(Records about charts and figures)
• • • • •

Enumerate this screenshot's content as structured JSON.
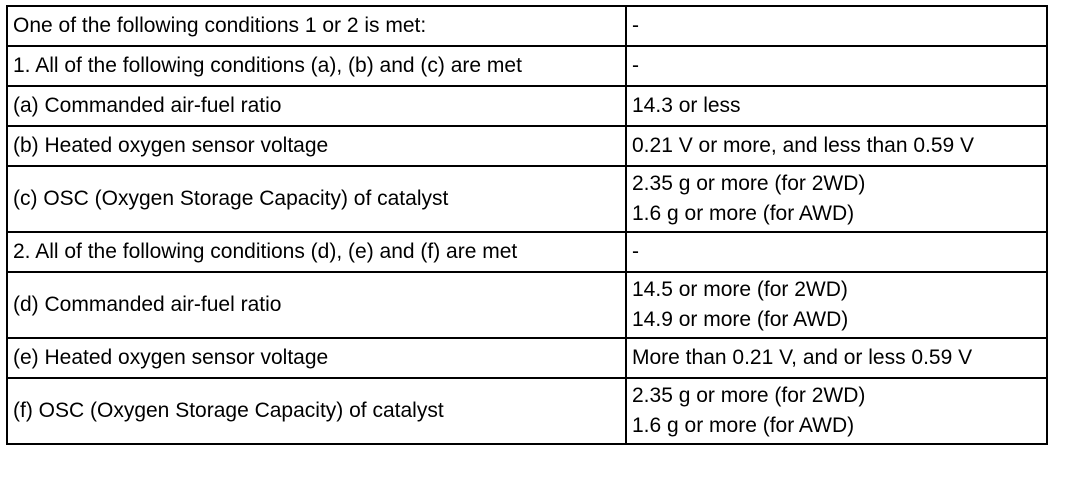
{
  "rows": [
    {
      "condition": "One of the following conditions 1 or 2 is met:",
      "value": [
        "-"
      ]
    },
    {
      "condition": "1. All of the following conditions (a), (b) and (c) are met",
      "value": [
        "-"
      ]
    },
    {
      "condition": "(a) Commanded air-fuel ratio",
      "value": [
        "14.3 or less"
      ]
    },
    {
      "condition": "(b) Heated oxygen sensor voltage",
      "value": [
        "0.21 V or more, and less than 0.59 V"
      ]
    },
    {
      "condition": "(c) OSC (Oxygen Storage Capacity) of catalyst",
      "value": [
        "2.35 g or more (for 2WD)",
        "1.6 g or more (for AWD)"
      ]
    },
    {
      "condition": "2. All of the following conditions (d), (e) and (f) are met",
      "value": [
        "-"
      ]
    },
    {
      "condition": "(d) Commanded air-fuel ratio",
      "value": [
        "14.5 or more (for 2WD)",
        "14.9 or more (for AWD)"
      ]
    },
    {
      "condition": "(e) Heated oxygen sensor voltage",
      "value": [
        "More than 0.21 V, and or less 0.59 V"
      ]
    },
    {
      "condition": "(f) OSC (Oxygen Storage Capacity) of catalyst",
      "value": [
        "2.35 g or more (for 2WD)",
        "1.6 g or more (for AWD)"
      ]
    }
  ]
}
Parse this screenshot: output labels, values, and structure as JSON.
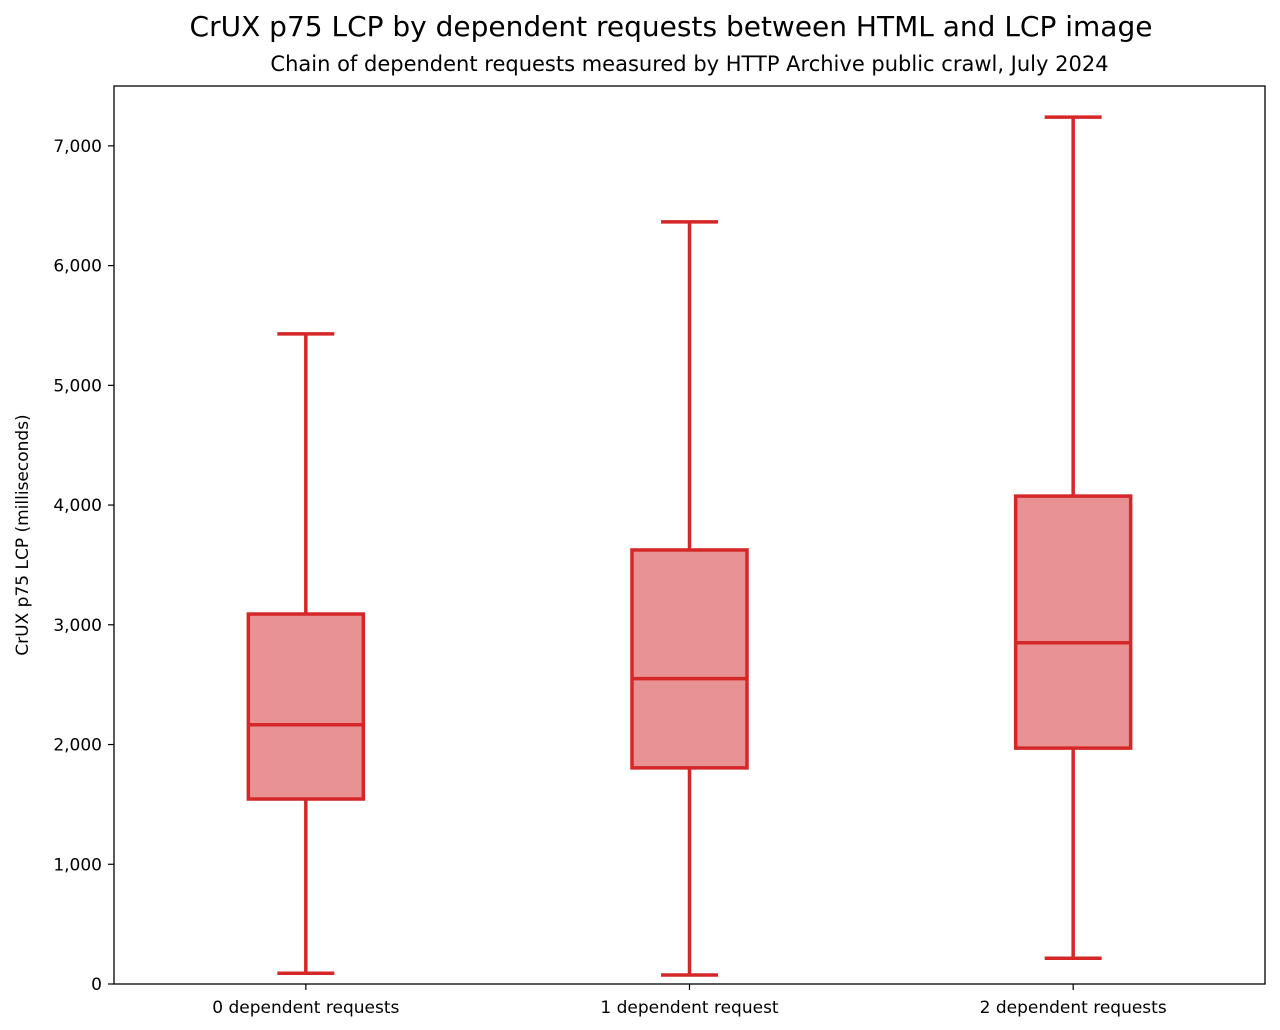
{
  "chart_data": {
    "type": "box",
    "title": "CrUX p75 LCP by dependent requests between HTML and LCP image",
    "subtitle": "Chain of dependent requests measured by HTTP Archive public crawl, July 2024",
    "xlabel": "",
    "ylabel": "CrUX p75 LCP (milliseconds)",
    "ylim": [
      0,
      7500
    ],
    "yticks": [
      0,
      1000,
      2000,
      3000,
      4000,
      5000,
      6000,
      7000
    ],
    "ytick_labels": [
      "0",
      "1,000",
      "2,000",
      "3,000",
      "4,000",
      "5,000",
      "6,000",
      "7,000"
    ],
    "grid": false,
    "categories": [
      "0 dependent requests",
      "1 dependent request",
      "2 dependent requests"
    ],
    "boxes": [
      {
        "whisker_low": 90,
        "q1": 1545,
        "median": 2165,
        "q3": 3090,
        "whisker_high": 5430
      },
      {
        "whisker_low": 75,
        "q1": 1805,
        "median": 2550,
        "q3": 3625,
        "whisker_high": 6365
      },
      {
        "whisker_low": 215,
        "q1": 1970,
        "median": 2850,
        "q3": 4075,
        "whisker_high": 7240
      }
    ],
    "colors": {
      "line": "#d62728",
      "fill": "#e99293"
    }
  }
}
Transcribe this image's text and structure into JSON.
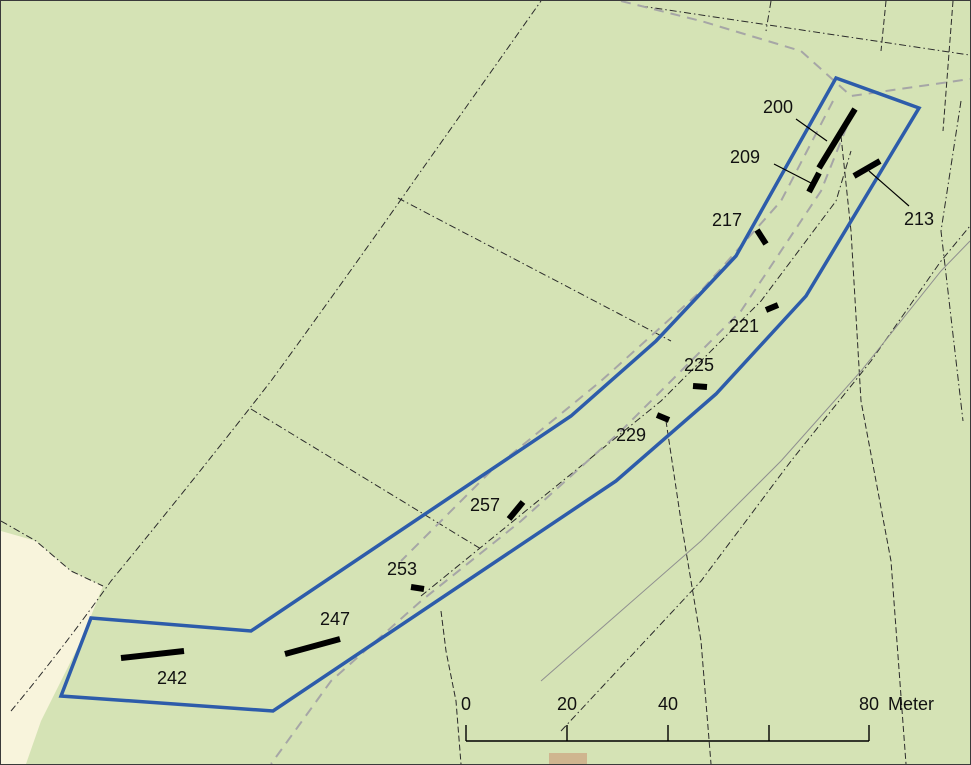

• • • • •

### Problem details
Report how many lines in these entries contain "fuel". Answer with the number only.

### The answer
2